◆ **Prompt**
Count the lines in the records below that contain the word "anak", and give only that number.

(Dataset records)
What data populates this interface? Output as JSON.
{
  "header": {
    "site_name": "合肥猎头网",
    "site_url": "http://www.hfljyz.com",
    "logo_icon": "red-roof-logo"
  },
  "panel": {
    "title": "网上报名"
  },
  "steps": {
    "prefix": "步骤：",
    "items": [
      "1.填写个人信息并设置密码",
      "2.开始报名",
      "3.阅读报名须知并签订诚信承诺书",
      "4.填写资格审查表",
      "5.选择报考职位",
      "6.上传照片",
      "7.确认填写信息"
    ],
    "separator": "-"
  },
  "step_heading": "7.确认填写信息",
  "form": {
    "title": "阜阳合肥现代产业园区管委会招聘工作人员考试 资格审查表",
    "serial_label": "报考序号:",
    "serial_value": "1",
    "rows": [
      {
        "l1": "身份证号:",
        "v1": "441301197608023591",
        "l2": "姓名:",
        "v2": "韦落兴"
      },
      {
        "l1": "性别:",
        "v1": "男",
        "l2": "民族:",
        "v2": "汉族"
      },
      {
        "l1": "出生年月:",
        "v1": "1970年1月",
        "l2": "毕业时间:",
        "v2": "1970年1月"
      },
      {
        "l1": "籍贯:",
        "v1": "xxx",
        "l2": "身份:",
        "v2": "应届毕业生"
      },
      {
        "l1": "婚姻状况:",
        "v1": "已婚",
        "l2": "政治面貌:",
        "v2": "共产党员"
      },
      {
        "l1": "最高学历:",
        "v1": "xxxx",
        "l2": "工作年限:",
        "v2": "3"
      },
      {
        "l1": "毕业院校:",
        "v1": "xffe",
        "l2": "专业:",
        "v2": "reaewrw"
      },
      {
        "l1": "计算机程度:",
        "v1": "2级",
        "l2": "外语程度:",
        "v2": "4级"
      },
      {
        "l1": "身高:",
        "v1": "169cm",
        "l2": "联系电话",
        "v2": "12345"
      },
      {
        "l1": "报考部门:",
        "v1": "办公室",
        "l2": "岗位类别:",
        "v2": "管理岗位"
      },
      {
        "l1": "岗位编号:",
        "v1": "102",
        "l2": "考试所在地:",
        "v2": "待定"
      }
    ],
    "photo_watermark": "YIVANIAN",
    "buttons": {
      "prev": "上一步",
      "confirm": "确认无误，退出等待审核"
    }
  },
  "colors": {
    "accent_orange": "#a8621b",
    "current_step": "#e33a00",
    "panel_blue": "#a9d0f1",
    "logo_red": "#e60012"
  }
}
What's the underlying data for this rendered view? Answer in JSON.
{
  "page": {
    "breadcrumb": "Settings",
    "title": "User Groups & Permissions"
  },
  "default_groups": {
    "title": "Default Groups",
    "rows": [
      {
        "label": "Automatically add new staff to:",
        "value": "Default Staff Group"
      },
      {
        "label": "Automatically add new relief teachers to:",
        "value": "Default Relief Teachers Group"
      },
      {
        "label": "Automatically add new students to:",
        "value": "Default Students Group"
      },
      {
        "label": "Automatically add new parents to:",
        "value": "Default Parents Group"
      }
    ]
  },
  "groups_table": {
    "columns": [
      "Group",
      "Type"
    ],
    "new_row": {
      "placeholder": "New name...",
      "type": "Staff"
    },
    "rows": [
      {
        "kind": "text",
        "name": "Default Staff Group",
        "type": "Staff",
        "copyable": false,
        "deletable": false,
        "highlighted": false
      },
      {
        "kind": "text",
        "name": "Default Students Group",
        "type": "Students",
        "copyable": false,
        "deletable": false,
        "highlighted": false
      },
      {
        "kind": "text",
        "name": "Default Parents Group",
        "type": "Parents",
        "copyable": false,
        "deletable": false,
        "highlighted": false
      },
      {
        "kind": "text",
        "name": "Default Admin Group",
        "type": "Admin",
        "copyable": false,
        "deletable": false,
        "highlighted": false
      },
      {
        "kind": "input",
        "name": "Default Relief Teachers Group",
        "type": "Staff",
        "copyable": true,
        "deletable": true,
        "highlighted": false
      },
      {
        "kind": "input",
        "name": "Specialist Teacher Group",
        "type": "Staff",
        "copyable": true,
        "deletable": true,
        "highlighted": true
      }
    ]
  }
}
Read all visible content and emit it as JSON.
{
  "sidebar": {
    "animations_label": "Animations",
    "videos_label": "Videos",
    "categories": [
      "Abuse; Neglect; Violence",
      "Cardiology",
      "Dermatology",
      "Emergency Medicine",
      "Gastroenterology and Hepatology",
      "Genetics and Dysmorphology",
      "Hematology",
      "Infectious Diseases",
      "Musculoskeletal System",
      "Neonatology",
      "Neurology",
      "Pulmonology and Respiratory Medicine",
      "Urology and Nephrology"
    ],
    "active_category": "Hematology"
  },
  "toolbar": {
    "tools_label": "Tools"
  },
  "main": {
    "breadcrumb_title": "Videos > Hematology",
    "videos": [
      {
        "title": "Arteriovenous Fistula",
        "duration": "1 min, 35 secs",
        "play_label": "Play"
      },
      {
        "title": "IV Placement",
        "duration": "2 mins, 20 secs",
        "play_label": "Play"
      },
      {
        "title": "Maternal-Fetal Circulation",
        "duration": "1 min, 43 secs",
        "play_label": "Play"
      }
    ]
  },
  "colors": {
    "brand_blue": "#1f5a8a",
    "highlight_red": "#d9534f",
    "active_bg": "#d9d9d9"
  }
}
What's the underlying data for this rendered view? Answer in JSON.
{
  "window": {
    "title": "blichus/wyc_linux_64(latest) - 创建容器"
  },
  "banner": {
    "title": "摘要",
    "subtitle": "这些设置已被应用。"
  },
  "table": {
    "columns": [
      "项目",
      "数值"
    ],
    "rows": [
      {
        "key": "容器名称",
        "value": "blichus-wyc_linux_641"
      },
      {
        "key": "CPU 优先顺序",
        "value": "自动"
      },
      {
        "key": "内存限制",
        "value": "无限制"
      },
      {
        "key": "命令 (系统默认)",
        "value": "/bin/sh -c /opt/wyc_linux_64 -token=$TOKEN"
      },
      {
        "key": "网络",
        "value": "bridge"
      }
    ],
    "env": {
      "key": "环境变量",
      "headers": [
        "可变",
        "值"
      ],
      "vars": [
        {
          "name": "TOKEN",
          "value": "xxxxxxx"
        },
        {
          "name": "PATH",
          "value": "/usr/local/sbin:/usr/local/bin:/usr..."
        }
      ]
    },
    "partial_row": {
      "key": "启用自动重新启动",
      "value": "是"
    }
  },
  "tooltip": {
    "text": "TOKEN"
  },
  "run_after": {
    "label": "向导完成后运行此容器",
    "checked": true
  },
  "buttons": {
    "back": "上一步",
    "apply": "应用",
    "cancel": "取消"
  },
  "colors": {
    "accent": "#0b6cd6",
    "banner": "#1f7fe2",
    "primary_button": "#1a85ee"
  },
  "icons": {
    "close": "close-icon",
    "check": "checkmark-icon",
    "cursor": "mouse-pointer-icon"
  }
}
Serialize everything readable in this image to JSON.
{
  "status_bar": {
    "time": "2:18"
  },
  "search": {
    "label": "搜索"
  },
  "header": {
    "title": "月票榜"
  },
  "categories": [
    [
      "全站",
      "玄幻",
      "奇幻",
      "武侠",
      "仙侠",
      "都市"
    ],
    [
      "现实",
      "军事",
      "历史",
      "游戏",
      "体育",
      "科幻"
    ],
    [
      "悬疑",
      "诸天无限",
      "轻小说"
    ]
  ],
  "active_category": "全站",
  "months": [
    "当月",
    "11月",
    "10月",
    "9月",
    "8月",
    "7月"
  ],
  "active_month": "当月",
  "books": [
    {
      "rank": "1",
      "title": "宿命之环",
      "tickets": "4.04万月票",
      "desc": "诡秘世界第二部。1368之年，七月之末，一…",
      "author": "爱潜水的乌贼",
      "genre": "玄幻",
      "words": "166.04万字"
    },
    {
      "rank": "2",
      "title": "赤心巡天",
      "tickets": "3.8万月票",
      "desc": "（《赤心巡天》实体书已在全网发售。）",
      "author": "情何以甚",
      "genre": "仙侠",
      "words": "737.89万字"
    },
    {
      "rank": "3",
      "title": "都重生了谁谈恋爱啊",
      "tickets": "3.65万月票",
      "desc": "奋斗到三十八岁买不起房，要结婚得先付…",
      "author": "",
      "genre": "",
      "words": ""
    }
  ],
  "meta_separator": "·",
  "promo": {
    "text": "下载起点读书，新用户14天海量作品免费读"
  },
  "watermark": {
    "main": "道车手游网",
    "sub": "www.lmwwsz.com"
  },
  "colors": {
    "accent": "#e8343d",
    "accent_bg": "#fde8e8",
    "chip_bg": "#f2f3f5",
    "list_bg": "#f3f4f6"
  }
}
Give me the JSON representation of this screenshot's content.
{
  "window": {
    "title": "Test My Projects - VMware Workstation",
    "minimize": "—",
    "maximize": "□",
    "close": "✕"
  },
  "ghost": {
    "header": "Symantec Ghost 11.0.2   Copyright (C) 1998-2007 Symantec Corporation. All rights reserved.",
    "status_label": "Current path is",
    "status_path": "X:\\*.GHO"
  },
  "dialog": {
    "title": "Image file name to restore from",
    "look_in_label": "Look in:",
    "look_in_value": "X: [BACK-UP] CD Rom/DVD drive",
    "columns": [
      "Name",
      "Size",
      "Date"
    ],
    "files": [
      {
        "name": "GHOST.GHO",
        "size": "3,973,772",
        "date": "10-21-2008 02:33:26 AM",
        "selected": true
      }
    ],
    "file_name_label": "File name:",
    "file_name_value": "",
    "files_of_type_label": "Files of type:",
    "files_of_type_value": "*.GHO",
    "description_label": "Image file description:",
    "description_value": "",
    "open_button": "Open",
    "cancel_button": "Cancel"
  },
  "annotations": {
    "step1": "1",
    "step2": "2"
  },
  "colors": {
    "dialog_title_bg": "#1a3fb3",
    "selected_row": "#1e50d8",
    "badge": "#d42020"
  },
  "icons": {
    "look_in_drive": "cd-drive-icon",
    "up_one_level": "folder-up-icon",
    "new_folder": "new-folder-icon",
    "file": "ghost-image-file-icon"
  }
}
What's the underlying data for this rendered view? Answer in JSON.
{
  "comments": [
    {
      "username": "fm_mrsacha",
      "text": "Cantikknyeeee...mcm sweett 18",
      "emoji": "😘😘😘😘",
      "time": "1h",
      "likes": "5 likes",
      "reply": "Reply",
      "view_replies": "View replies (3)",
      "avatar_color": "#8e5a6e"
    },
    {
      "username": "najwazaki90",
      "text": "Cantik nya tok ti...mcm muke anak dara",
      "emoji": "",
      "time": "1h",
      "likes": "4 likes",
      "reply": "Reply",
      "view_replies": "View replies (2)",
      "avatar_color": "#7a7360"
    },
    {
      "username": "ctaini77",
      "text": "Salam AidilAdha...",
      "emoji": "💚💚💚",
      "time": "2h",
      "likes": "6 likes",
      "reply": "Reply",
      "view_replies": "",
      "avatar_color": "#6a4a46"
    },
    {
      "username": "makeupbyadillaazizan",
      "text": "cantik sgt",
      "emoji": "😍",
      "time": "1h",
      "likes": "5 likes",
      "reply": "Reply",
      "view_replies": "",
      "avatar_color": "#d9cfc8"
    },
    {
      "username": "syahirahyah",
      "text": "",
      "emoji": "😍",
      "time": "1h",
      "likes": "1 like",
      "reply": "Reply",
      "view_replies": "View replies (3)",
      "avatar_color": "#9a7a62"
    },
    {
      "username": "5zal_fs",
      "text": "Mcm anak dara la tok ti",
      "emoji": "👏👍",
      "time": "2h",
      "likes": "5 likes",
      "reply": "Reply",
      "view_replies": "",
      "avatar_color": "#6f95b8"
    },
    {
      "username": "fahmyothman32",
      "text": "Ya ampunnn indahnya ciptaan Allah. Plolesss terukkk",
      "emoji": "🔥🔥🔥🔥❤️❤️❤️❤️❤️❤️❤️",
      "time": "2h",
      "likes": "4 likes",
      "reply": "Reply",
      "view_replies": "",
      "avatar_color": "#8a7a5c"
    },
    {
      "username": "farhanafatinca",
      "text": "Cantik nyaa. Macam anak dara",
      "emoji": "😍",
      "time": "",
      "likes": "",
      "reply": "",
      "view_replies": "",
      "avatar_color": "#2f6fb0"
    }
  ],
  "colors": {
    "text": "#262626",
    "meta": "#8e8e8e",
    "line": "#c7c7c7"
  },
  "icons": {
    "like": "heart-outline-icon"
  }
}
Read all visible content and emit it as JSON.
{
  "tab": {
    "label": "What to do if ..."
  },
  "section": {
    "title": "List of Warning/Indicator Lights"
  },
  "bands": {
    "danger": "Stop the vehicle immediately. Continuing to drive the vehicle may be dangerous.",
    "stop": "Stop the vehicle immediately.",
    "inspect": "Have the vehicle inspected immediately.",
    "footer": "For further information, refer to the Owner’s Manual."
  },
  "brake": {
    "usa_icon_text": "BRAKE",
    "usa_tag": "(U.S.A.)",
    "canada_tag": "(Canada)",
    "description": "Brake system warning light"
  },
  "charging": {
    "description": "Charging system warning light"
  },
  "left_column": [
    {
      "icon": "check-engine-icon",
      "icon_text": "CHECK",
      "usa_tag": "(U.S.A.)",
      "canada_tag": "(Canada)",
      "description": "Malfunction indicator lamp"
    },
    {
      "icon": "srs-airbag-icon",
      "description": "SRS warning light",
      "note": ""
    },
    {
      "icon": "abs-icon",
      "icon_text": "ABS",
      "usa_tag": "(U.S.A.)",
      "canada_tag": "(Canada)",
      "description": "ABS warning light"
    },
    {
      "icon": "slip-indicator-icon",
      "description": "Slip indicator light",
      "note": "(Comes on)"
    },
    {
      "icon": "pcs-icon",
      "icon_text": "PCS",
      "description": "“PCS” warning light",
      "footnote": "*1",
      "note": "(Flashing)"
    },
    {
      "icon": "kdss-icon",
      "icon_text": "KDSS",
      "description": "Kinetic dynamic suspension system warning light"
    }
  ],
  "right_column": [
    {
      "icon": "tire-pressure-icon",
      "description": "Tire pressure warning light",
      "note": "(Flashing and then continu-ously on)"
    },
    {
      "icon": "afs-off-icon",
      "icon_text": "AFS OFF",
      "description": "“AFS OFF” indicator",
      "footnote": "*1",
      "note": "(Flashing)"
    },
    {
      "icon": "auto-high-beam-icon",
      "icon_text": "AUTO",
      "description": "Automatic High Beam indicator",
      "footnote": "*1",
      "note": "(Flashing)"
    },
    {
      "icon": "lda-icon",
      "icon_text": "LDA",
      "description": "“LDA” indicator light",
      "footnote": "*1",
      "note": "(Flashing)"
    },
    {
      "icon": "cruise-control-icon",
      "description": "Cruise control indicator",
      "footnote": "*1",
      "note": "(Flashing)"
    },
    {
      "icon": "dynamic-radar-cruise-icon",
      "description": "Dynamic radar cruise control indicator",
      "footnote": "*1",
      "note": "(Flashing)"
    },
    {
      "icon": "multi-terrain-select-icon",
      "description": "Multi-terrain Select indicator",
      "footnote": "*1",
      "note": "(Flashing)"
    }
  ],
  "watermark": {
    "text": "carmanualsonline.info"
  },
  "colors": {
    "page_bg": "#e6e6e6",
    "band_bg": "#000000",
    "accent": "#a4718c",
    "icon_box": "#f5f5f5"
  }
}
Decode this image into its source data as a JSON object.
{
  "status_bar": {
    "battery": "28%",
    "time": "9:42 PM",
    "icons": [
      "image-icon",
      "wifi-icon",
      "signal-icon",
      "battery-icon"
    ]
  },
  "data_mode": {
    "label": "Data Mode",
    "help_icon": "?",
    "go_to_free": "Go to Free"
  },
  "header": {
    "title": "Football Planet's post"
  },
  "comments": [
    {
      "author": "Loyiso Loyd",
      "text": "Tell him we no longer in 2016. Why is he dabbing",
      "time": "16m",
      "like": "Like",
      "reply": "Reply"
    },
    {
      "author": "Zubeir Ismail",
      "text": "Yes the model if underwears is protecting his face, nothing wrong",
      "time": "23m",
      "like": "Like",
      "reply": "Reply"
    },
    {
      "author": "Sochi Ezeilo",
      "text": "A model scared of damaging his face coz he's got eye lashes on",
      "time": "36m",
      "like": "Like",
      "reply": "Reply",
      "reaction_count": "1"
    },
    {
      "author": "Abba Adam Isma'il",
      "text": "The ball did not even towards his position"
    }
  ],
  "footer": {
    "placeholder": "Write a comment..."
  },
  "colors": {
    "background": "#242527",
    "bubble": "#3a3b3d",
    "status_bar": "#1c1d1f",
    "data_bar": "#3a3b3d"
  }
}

◆ **The result**
3